The records below must be retyped exactly.

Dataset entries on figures

START

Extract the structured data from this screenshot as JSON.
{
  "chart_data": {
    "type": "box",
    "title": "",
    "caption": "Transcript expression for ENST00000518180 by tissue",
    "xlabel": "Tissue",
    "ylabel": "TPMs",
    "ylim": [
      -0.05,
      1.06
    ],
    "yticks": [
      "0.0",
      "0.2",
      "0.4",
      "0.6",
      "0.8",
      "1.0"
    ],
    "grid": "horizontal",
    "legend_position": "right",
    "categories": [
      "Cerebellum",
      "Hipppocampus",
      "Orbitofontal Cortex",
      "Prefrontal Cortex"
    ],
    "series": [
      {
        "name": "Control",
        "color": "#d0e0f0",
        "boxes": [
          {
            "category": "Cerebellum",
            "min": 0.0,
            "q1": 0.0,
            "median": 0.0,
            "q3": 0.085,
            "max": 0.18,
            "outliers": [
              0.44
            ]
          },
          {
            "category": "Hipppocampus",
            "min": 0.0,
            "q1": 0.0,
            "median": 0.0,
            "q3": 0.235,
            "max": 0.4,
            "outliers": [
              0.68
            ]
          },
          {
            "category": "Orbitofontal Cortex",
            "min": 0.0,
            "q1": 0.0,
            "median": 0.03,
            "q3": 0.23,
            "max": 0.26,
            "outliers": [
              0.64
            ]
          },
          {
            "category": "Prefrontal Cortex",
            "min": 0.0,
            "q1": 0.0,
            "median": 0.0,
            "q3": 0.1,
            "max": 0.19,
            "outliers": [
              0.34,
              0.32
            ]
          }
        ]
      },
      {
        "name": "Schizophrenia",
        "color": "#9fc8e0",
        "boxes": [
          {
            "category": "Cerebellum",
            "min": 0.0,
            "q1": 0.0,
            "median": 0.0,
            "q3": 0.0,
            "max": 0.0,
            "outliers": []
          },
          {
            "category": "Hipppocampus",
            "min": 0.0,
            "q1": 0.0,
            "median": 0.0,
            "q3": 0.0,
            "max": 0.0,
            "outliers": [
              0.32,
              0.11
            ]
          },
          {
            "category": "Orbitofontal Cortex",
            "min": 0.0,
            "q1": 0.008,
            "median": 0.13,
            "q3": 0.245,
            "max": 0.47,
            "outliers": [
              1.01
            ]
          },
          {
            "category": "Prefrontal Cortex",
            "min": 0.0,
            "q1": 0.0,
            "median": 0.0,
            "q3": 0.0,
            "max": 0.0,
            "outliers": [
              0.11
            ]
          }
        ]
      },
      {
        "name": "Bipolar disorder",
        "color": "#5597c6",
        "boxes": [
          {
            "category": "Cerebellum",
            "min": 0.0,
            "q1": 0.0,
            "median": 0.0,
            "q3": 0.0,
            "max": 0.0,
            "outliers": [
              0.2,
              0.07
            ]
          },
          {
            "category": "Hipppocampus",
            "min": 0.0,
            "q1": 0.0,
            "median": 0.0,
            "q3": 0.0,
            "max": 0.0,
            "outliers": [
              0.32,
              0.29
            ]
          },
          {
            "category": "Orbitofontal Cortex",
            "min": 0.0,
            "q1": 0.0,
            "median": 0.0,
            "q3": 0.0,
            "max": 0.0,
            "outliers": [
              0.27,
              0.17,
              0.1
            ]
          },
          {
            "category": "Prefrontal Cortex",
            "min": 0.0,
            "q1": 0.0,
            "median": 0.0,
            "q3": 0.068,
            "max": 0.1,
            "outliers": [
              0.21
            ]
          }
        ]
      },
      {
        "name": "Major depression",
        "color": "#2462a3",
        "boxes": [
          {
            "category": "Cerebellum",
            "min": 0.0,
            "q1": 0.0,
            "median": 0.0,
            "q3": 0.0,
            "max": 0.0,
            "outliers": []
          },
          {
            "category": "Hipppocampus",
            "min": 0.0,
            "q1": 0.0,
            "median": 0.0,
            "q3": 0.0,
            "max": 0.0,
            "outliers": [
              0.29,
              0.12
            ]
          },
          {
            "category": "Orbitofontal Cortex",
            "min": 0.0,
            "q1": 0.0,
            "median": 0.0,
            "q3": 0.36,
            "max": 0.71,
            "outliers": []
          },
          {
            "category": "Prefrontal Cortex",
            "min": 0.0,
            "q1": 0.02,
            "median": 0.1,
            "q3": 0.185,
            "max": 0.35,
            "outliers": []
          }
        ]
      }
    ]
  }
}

END

_Output below_
Extract the structured data from this screenshot as JSON.
{
  "chart_data": {
    "type": "box",
    "title": "",
    "caption": "Transcript expression for ENST00000518180 by tissue",
    "xlabel": "Tissue",
    "ylabel": "TPMs",
    "ylim": [
      -0.05,
      1.06
    ],
    "yticks": [
      "0.0",
      "0.2",
      "0.4",
      "0.6",
      "0.8",
      "1.0"
    ],
    "grid": "horizontal",
    "legend_position": "right",
    "categories": [
      "Cerebellum",
      "Hipppocampus",
      "Orbitofontal Cortex",
      "Prefrontal Cortex"
    ],
    "series": [
      {
        "name": "Control",
        "color": "#d0e0f0",
        "boxes": [
          {
            "category": "Cerebellum",
            "min": 0.0,
            "q1": 0.0,
            "median": 0.0,
            "q3": 0.085,
            "max": 0.18,
            "outliers": [
              0.44
            ]
          },
          {
            "category": "Hipppocampus",
            "min": 0.0,
            "q1": 0.0,
            "median": 0.0,
            "q3": 0.235,
            "max": 0.4,
            "outliers": [
              0.68
            ]
          },
          {
            "category": "Orbitofontal Cortex",
            "min": 0.0,
            "q1": 0.0,
            "median": 0.03,
            "q3": 0.23,
            "max": 0.26,
            "outliers": [
              0.64
            ]
          },
          {
            "category": "Prefrontal Cortex",
            "min": 0.0,
            "q1": 0.0,
            "median": 0.0,
            "q3": 0.1,
            "max": 0.19,
            "outliers": [
              0.34,
              0.32
            ]
          }
        ]
      },
      {
        "name": "Schizophrenia",
        "color": "#9fc8e0",
        "boxes": [
          {
            "category": "Cerebellum",
            "min": 0.0,
            "q1": 0.0,
            "median": 0.0,
            "q3": 0.0,
            "max": 0.0,
            "outliers": []
          },
          {
            "category": "Hipppocampus",
            "min": 0.0,
            "q1": 0.0,
            "median": 0.0,
            "q3": 0.0,
            "max": 0.0,
            "outliers": [
              0.32,
              0.11
            ]
          },
          {
            "category": "Orbitofontal Cortex",
            "min": 0.0,
            "q1": 0.008,
            "median": 0.13,
            "q3": 0.245,
            "max": 0.47,
            "outliers": [
              1.01
            ]
          },
          {
            "category": "Prefrontal Cortex",
            "min": 0.0,
            "q1": 0.0,
            "median": 0.0,
            "q3": 0.0,
            "max": 0.0,
            "outliers": [
              0.11
            ]
          }
        ]
      },
      {
        "name": "Bipolar disorder",
        "color": "#5597c6",
        "boxes": [
          {
            "category": "Cerebellum",
            "min": 0.0,
            "q1": 0.0,
            "median": 0.0,
            "q3": 0.0,
            "max": 0.0,
            "outliers": [
              0.2,
              0.07
            ]
          },
          {
            "category": "Hipppocampus",
            "min": 0.0,
            "q1": 0.0,
            "median": 0.0,
            "q3": 0.0,
            "max": 0.0,
            "outliers": [
              0.32,
              0.29
            ]
          },
          {
            "category": "Orbitofontal Cortex",
            "min": 0.0,
            "q1": 0.0,
            "median": 0.0,
            "q3": 0.0,
            "max": 0.0,
            "outliers": [
              0.27,
              0.17,
              0.1
            ]
          },
          {
            "category": "Prefrontal Cortex",
            "min": 0.0,
            "q1": 0.0,
            "median": 0.0,
            "q3": 0.068,
            "max": 0.1,
            "outliers": [
              0.21
            ]
          }
        ]
      },
      {
        "name": "Major depression",
        "color": "#2462a3",
        "boxes": [
          {
            "category": "Cerebellum",
            "min": 0.0,
            "q1": 0.0,
            "median": 0.0,
            "q3": 0.0,
            "max": 0.0,
            "outliers": []
          },
          {
            "category": "Hipppocampus",
            "min": 0.0,
            "q1": 0.0,
            "median": 0.0,
            "q3": 0.0,
            "max": 0.0,
            "outliers": [
              0.29,
              0.12
            ]
          },
          {
            "category": "Orbitofontal Cortex",
            "min": 0.0,
            "q1": 0.0,
            "median": 0.0,
            "q3": 0.36,
            "max": 0.71,
            "outliers": []
          },
          {
            "category": "Prefrontal Cortex",
            "min": 0.0,
            "q1": 0.02,
            "median": 0.1,
            "q3": 0.185,
            "max": 0.35,
            "outliers": []
          }
        ]
      }
    ]
  }
}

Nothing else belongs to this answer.